• _Required work_:
Your task is to print the material below exactly as presented.

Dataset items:
-----

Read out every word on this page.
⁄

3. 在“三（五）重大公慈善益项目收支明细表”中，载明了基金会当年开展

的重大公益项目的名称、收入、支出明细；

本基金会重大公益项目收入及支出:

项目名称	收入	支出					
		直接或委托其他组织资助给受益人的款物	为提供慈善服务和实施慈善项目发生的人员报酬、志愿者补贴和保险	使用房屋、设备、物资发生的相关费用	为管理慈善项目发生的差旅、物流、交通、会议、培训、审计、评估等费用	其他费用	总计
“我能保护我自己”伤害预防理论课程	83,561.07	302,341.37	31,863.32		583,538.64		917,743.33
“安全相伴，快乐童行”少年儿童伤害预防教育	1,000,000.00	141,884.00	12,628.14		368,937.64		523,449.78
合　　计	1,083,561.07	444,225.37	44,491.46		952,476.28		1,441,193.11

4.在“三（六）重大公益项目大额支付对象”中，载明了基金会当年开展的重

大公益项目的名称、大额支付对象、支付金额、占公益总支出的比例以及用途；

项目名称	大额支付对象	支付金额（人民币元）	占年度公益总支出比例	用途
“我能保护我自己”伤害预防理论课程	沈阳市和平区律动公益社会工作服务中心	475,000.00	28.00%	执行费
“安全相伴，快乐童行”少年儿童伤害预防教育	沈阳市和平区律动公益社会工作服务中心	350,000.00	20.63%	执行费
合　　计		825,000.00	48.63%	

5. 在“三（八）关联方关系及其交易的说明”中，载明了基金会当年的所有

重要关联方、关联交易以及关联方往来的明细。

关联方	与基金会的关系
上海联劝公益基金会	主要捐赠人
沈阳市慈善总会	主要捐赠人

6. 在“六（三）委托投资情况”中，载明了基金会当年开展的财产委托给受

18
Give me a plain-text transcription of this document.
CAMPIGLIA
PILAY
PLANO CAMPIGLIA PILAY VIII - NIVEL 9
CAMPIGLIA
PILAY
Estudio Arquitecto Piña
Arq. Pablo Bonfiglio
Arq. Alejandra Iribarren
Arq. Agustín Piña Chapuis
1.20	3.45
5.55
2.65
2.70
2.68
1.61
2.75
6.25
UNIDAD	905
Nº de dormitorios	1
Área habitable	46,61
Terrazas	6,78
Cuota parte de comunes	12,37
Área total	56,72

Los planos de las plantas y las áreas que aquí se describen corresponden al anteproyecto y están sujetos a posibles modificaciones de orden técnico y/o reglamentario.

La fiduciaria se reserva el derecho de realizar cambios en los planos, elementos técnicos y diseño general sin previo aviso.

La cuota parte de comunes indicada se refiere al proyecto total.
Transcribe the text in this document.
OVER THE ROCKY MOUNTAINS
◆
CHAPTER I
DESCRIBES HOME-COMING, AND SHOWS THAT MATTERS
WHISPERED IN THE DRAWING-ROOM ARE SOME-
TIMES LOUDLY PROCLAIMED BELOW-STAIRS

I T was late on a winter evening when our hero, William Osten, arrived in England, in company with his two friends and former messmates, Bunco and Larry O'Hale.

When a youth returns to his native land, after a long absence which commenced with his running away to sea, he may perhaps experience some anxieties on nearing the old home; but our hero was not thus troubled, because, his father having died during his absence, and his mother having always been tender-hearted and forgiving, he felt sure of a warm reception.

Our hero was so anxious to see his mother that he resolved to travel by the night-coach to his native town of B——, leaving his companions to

-----

• _Exercise result_:
Read out every word on this page.
⁄

3. 在“三（五）重大公慈善益项目收支明细表”中，载明了基金会当年开展

的重大公益项目的名称、收入、支出明细；

本基金会重大公益项目收入及支出:

项目名称	收入	支出					
		直接或委托其他组织资助给受益人的款物	为提供慈善服务和实施慈善项目发生的人员报酬、志愿者补贴和保险	使用房屋、设备、物资发生的相关费用	为管理慈善项目发生的差旅、物流、交通、会议、培训、审计、评估等费用	其他费用	总计
“我能保护我自己”伤害预防理论课程	83,561.07	302,341.37	31,863.32		583,538.64		917,743.33
“安全相伴，快乐童行”少年儿童伤害预防教育	1,000,000.00	141,884.00	12,628.14		368,937.64		523,449.78
合　　计	1,083,561.07	444,225.37	44,491.46		952,476.28		1,441,193.11

4.在“三（六）重大公益项目大额支付对象”中，载明了基金会当年开展的重

大公益项目的名称、大额支付对象、支付金额、占公益总支出的比例以及用途；

项目名称	大额支付对象	支付金额（人民币元）	占年度公益总支出比例	用途
“我能保护我自己”伤害预防理论课程	沈阳市和平区律动公益社会工作服务中心	475,000.00	28.00%	执行费
“安全相伴，快乐童行”少年儿童伤害预防教育	沈阳市和平区律动公益社会工作服务中心	350,000.00	20.63%	执行费
合　　计		825,000.00	48.63%	

5. 在“三（八）关联方关系及其交易的说明”中，载明了基金会当年的所有

重要关联方、关联交易以及关联方往来的明细。

关联方	与基金会的关系
上海联劝公益基金会	主要捐赠人
沈阳市慈善总会	主要捐赠人

6. 在“六（三）委托投资情况”中，载明了基金会当年开展的财产委托给受

18
Give me a plain-text transcription of this document.
CAMPIGLIA
PILAY
PLANO CAMPIGLIA PILAY VIII - NIVEL 9
CAMPIGLIA
PILAY
Estudio Arquitecto Piña
Arq. Pablo Bonfiglio
Arq. Alejandra Iribarren
Arq. Agustín Piña Chapuis
1.20	3.45
5.55
2.65
2.70
2.68
1.61
2.75
6.25
UNIDAD	905
Nº de dormitorios	1
Área habitable	46,61
Terrazas	6,78
Cuota parte de comunes	12,37
Área total	56,72

Los planos de las plantas y las áreas que aquí se describen corresponden al anteproyecto y están sujetos a posibles modificaciones de orden técnico y/o reglamentario.

La fiduciaria se reserva el derecho de realizar cambios en los planos, elementos técnicos y diseño general sin previo aviso.

La cuota parte de comunes indicada se refiere al proyecto total.
Transcribe the text in this document.
OVER THE ROCKY MOUNTAINS
◆
CHAPTER I
DESCRIBES HOME-COMING, AND SHOWS THAT MATTERS
WHISPERED IN THE DRAWING-ROOM ARE SOME-
TIMES LOUDLY PROCLAIMED BELOW-STAIRS

I T was late on a winter evening when our hero, William Osten, arrived in England, in company with his two friends and former messmates, Bunco and Larry O'Hale.

When a youth returns to his native land, after a long absence which commenced with his running away to sea, he may perhaps experience some anxieties on nearing the old home; but our hero was not thus troubled, because, his father having died during his absence, and his mother having always been tender-hearted and forgiving, he felt sure of a warm reception.

Our hero was so anxious to see his mother that he resolved to travel by the night-coach to his native town of B——, leaving his companions to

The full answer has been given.